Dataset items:
* * *

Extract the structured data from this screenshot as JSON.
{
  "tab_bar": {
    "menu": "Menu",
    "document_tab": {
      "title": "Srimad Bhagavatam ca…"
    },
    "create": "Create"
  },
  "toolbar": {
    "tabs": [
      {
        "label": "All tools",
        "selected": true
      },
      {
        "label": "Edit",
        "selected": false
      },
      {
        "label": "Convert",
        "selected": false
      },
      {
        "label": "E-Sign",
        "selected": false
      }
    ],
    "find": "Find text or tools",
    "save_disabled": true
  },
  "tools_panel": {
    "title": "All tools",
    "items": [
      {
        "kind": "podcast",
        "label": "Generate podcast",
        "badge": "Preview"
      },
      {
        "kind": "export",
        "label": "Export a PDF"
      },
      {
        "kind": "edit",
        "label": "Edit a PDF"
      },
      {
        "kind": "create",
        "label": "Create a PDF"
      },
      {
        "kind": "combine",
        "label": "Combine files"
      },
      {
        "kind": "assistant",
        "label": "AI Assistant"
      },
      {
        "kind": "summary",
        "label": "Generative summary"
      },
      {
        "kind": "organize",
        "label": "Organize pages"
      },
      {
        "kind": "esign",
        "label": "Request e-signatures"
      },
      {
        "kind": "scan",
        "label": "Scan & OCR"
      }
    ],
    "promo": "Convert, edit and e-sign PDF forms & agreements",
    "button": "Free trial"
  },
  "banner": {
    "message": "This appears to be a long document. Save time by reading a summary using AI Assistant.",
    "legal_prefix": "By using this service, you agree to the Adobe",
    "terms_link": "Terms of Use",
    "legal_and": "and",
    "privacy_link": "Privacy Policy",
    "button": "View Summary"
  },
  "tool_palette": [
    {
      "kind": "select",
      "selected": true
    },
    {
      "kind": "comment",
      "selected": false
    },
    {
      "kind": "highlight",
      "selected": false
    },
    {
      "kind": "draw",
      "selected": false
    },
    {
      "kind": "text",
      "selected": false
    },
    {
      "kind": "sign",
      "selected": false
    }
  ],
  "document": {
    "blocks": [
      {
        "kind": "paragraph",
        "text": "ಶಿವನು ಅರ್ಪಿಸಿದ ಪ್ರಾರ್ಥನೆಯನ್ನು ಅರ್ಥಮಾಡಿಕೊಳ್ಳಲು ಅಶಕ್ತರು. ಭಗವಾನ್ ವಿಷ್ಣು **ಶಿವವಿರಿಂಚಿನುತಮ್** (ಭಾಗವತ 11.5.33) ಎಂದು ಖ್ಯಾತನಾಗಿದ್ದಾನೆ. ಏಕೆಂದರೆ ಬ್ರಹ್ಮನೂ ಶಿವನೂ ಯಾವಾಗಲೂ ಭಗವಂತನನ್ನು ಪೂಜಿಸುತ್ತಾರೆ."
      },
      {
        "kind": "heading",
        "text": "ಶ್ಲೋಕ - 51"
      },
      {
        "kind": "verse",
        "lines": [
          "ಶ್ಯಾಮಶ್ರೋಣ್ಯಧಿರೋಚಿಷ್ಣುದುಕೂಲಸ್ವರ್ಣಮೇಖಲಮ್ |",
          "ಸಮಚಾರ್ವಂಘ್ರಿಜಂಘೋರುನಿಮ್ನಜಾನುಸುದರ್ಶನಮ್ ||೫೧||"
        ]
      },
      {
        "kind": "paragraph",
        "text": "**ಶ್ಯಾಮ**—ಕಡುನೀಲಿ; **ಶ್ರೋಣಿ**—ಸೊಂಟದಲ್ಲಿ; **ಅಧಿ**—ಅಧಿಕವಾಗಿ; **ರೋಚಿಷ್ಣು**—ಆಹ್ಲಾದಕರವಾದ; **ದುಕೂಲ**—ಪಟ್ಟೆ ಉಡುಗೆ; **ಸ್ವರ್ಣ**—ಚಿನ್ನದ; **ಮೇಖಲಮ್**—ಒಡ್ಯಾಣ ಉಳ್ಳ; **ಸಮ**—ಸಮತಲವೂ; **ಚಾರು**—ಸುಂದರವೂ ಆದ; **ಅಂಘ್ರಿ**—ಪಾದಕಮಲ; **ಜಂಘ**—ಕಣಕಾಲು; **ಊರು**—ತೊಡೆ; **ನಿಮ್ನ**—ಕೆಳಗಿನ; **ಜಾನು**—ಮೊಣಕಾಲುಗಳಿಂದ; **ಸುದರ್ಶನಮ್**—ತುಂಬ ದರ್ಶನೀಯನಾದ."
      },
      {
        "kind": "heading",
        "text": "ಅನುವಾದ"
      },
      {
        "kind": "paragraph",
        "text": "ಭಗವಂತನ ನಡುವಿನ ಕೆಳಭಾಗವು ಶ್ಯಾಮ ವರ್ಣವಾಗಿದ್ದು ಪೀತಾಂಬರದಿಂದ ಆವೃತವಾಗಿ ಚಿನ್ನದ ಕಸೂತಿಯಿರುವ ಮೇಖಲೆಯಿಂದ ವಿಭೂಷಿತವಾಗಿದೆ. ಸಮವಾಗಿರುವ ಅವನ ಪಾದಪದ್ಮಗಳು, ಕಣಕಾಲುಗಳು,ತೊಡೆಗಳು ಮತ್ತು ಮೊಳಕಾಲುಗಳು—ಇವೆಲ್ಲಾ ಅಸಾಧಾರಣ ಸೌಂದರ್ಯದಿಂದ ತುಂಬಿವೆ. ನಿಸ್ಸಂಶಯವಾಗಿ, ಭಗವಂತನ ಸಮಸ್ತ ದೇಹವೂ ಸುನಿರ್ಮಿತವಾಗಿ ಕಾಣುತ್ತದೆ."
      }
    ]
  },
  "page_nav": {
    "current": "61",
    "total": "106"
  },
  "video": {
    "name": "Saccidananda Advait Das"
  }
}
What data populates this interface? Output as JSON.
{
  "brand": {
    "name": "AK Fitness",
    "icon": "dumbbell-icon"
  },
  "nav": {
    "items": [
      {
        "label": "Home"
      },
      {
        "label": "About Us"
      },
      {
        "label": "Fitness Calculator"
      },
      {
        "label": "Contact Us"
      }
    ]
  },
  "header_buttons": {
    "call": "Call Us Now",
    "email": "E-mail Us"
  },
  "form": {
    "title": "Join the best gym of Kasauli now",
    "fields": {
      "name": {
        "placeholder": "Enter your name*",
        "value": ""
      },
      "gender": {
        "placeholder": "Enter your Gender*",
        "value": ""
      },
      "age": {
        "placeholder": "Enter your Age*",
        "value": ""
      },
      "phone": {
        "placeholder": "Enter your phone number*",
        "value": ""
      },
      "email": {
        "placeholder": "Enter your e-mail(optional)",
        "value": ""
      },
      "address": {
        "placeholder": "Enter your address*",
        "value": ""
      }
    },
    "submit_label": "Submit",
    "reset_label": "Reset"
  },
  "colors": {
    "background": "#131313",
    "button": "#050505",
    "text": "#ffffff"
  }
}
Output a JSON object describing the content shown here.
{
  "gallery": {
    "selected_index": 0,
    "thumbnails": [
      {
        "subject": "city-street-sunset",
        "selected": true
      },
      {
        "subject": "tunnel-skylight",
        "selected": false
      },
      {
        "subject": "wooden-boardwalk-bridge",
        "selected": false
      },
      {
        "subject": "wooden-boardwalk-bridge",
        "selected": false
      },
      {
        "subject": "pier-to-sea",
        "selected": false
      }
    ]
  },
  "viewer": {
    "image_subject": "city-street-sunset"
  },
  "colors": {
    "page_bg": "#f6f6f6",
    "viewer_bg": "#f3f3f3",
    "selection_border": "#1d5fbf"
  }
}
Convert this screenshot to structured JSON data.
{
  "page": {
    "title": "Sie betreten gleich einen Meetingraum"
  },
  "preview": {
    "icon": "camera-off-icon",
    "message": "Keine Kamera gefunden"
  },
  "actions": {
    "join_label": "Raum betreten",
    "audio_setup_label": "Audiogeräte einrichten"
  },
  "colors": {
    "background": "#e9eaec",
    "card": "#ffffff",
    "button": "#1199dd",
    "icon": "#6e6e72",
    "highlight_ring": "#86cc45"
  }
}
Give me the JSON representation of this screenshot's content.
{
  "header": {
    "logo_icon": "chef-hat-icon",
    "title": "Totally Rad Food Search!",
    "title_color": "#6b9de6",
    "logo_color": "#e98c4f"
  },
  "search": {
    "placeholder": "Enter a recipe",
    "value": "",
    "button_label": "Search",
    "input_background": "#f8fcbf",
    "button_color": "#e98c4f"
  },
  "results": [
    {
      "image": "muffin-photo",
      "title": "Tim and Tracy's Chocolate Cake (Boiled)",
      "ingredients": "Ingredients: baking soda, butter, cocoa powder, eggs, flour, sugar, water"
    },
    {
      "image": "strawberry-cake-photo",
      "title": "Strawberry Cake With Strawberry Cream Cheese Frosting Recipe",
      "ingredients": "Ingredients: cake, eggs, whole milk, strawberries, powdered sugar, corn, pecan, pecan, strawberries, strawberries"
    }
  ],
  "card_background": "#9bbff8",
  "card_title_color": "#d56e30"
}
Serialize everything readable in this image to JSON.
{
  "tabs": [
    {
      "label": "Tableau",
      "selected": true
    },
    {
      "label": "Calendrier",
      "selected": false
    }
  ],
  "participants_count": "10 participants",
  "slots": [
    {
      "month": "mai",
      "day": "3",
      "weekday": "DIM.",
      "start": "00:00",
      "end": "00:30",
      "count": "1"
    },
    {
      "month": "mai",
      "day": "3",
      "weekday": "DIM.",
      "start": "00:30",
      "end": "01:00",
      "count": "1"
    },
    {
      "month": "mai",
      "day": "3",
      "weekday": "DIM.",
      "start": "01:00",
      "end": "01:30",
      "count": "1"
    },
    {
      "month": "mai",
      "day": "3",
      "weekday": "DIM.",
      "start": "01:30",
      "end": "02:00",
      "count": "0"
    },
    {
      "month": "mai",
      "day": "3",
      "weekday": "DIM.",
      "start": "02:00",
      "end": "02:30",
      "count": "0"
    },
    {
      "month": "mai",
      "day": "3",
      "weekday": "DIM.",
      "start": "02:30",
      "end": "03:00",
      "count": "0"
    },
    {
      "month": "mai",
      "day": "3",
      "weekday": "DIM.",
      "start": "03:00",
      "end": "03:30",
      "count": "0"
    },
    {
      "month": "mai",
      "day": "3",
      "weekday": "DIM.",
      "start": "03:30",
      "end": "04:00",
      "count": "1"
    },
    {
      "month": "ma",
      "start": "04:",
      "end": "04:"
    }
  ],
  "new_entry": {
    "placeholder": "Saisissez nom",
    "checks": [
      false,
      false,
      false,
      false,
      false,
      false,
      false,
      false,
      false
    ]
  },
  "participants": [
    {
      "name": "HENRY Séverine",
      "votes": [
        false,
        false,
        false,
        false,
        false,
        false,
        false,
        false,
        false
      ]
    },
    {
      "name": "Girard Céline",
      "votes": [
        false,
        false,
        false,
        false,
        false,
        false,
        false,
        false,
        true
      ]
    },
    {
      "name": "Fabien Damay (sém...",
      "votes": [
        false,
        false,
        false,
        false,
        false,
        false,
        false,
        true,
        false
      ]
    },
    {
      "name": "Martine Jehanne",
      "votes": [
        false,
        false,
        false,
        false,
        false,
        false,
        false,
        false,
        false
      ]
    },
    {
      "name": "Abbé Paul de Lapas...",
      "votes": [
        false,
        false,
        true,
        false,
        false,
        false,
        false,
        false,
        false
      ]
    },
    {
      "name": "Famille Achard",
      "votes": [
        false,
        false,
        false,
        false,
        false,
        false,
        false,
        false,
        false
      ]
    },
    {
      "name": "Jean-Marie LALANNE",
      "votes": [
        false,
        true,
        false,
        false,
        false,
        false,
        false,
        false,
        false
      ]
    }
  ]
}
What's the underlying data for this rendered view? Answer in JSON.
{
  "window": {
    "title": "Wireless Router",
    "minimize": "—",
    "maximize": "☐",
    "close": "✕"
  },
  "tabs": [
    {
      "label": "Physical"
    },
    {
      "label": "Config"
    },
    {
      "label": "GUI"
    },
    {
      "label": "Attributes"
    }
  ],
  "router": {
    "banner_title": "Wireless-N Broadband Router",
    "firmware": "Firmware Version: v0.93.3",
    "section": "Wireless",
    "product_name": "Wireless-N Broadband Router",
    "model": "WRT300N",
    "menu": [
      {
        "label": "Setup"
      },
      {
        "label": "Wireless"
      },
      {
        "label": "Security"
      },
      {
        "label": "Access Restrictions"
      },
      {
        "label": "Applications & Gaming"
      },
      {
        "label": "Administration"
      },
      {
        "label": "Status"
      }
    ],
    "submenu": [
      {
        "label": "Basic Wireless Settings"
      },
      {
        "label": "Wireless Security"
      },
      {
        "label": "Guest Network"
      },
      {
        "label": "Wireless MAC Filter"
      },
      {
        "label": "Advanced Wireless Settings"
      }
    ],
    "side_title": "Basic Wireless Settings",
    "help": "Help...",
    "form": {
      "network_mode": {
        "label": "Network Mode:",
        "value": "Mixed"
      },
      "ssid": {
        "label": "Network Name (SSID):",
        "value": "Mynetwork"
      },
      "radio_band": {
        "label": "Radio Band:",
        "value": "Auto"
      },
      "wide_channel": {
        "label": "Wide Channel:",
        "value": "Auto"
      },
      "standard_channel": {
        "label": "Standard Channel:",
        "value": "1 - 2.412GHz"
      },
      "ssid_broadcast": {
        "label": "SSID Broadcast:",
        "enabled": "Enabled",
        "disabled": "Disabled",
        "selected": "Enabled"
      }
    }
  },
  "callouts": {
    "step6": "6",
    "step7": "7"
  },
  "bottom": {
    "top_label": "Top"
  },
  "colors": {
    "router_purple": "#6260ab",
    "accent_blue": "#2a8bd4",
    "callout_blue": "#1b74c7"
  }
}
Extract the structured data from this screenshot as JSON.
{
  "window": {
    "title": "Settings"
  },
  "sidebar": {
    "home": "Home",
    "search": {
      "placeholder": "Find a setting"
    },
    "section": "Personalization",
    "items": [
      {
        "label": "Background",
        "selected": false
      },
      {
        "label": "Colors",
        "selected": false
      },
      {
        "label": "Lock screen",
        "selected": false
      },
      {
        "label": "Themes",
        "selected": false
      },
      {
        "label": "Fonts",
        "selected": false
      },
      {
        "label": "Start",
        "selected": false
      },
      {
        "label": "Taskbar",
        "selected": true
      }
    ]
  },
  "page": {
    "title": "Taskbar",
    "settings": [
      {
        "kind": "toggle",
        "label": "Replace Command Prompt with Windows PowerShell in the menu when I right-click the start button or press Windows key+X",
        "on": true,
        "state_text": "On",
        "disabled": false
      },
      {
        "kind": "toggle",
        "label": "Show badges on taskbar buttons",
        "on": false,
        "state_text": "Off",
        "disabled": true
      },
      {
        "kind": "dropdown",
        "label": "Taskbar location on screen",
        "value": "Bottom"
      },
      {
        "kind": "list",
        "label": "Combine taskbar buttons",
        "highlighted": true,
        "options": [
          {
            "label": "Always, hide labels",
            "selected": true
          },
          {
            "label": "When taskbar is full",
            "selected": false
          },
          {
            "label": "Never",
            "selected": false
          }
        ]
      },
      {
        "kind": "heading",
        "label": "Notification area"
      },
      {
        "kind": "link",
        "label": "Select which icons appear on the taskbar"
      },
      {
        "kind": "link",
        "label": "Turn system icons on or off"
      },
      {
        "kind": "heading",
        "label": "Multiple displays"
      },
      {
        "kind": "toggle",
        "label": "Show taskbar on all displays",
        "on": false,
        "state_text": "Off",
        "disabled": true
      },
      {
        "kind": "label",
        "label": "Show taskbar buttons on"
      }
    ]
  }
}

* * *

What needs to be done:
Which lines contain the word "Fitness"? Copy each of them.

Expected output:
    "name": "AK Fitness",
        "label": "Fitness Calculator"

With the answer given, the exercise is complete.